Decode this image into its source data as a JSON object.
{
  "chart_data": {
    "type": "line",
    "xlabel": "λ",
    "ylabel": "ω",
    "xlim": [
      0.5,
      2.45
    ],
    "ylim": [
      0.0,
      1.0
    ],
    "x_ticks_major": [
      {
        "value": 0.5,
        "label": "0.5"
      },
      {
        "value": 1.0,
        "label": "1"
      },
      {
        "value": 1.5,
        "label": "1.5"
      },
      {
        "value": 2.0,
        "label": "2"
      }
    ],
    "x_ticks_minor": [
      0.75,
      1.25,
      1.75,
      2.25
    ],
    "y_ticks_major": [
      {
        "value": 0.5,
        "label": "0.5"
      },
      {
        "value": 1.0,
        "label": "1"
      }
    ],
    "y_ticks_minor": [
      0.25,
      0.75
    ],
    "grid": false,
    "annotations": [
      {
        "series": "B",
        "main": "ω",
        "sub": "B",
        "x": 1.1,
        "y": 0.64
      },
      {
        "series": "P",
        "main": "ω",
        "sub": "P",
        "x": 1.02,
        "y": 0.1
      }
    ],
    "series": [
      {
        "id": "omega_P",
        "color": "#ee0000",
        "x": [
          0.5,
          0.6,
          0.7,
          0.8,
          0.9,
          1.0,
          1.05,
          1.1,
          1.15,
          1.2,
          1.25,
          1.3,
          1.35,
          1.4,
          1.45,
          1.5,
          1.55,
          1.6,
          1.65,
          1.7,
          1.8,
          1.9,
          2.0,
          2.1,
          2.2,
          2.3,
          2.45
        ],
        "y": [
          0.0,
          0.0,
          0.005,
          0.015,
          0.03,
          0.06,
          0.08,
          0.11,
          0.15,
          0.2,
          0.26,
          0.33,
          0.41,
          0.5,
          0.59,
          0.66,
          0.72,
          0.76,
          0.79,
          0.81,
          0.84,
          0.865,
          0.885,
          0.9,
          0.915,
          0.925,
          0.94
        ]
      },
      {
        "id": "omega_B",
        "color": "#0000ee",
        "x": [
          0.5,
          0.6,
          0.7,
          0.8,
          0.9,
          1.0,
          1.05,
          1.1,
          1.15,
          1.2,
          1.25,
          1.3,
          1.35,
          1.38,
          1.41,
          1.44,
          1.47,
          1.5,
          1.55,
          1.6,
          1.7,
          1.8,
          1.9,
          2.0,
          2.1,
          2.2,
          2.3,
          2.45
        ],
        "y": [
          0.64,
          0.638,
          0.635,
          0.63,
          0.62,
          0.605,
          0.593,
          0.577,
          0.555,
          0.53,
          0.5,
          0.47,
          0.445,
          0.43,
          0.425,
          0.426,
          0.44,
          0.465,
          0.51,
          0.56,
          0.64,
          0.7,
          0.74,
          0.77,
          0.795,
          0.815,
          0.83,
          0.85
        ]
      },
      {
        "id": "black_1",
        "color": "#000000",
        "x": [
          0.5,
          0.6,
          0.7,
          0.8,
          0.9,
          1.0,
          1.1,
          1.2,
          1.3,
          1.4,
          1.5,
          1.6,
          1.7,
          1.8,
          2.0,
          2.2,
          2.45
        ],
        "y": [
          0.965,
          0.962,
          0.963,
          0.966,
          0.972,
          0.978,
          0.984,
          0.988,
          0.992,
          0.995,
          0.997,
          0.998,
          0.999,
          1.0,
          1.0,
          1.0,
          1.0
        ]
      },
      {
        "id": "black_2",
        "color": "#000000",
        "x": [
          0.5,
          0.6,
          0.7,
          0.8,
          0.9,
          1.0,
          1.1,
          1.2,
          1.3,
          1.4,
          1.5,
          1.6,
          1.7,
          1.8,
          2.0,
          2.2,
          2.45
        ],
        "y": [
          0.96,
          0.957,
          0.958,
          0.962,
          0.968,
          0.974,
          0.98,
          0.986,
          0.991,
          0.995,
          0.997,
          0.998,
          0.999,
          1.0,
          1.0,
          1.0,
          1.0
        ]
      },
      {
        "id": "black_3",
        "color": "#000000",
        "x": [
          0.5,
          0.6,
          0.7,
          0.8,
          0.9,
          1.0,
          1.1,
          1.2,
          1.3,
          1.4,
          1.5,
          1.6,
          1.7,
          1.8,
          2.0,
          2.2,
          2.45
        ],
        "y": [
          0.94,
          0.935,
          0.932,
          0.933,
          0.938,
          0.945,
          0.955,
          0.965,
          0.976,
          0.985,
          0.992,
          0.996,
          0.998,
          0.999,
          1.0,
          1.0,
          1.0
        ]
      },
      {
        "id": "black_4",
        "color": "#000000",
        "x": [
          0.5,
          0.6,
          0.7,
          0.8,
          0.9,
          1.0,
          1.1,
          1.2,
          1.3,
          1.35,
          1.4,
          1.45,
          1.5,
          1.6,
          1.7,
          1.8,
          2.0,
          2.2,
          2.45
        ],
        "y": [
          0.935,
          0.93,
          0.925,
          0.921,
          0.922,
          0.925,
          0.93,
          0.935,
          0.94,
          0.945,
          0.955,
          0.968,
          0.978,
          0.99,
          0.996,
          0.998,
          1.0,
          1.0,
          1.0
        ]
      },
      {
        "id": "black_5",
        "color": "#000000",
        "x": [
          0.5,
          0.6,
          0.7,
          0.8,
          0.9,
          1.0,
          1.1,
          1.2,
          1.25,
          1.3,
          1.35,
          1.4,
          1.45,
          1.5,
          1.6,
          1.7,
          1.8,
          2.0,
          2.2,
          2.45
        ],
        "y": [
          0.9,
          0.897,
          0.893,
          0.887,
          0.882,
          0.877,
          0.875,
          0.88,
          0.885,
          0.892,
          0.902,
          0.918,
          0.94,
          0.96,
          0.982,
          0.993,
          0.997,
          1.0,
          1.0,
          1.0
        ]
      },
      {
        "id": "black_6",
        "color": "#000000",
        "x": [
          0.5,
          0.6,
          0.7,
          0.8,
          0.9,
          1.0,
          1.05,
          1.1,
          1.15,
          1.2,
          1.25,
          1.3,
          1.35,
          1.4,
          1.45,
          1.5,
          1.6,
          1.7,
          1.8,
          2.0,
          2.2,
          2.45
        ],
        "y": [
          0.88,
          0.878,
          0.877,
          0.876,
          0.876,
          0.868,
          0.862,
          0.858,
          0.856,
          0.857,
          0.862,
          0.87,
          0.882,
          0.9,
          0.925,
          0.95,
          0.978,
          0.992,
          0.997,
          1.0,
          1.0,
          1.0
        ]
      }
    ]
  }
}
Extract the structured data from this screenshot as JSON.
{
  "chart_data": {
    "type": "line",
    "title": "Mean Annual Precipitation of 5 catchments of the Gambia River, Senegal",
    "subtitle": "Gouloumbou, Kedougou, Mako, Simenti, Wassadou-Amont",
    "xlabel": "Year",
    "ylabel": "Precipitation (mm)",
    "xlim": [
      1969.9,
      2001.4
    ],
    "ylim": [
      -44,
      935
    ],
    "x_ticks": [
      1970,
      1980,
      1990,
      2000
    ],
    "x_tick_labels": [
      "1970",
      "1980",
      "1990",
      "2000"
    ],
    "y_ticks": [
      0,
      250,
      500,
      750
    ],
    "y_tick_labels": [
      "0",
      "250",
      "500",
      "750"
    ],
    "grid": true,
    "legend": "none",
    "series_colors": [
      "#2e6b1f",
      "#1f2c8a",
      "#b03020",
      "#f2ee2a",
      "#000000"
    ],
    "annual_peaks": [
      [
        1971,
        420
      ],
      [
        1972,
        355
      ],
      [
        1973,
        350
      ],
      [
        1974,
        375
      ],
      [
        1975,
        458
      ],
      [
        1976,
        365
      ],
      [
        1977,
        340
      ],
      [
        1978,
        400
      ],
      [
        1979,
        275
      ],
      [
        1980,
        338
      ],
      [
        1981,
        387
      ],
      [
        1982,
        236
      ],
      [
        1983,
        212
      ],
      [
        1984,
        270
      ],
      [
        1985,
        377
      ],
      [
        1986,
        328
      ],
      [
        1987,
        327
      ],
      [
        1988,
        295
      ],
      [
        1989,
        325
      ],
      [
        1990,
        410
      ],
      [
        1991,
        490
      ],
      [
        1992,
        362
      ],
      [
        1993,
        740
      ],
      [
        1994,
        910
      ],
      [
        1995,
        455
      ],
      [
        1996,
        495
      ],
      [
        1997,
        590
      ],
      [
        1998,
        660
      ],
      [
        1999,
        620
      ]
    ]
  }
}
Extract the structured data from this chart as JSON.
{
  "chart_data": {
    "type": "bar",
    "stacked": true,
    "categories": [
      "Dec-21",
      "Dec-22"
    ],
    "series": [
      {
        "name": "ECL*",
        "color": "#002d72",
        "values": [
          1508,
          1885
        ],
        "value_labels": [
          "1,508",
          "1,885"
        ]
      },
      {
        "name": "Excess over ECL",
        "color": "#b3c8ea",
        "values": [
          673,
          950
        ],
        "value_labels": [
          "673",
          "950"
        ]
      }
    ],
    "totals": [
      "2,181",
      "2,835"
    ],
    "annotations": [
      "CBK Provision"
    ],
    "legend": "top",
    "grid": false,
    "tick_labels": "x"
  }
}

- **WHAT IS ASKED**: Report how many lines in the listing include the word "JSON". Give nothing but the count.

- **EXERCISE OUTPUT**: 3